▶ _Instructions for the task_: Your task is to repeat all of the material exactly.

-- -- --

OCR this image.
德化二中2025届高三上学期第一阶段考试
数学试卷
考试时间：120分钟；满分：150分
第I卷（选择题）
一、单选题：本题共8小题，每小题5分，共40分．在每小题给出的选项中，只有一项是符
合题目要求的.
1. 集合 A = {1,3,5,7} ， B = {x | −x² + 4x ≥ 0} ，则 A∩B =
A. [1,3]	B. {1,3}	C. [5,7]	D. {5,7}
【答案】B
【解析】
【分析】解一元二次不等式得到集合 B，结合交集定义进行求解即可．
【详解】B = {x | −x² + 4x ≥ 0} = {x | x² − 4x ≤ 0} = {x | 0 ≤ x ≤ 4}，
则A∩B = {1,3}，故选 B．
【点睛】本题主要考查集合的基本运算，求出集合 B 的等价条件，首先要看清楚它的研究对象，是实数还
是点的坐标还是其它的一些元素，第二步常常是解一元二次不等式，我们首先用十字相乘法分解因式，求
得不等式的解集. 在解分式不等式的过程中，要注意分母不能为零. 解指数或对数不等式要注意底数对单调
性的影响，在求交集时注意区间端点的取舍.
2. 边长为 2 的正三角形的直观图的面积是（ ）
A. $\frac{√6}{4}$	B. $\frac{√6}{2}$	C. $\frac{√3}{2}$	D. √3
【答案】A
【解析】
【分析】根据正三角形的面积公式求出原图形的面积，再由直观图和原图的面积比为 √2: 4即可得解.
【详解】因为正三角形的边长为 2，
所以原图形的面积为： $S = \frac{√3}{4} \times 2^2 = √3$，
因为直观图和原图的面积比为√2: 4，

-- -- --

▶ _Solution_:
OCR this image.
德化二中2025届高三上学期第一阶段考试
数学试卷
考试时间：120分钟；满分：150分
第I卷（选择题）
一、单选题：本题共8小题，每小题5分，共40分．在每小题给出的选项中，只有一项是符
合题目要求的.
1. 集合 A = {1,3,5,7} ， B = {x | −x² + 4x ≥ 0} ，则 A∩B =
A. [1,3]	B. {1,3}	C. [5,7]	D. {5,7}
【答案】B
【解析】
【分析】解一元二次不等式得到集合 B，结合交集定义进行求解即可．
【详解】B = {x | −x² + 4x ≥ 0} = {x | x² − 4x ≤ 0} = {x | 0 ≤ x ≤ 4}，
则A∩B = {1,3}，故选 B．
【点睛】本题主要考查集合的基本运算，求出集合 B 的等价条件，首先要看清楚它的研究对象，是实数还
是点的坐标还是其它的一些元素，第二步常常是解一元二次不等式，我们首先用十字相乘法分解因式，求
得不等式的解集. 在解分式不等式的过程中，要注意分母不能为零. 解指数或对数不等式要注意底数对单调
性的影响，在求交集时注意区间端点的取舍.
2. 边长为 2 的正三角形的直观图的面积是（ ）
A. $\frac{√6}{4}$	B. $\frac{√6}{2}$	C. $\frac{√3}{2}$	D. √3
【答案】A
【解析】
【分析】根据正三角形的面积公式求出原图形的面积，再由直观图和原图的面积比为 √2: 4即可得解.
【详解】因为正三角形的边长为 2，
所以原图形的面积为： $S = \frac{√3}{4} \times 2^2 = √3$，
因为直观图和原图的面积比为√2: 4，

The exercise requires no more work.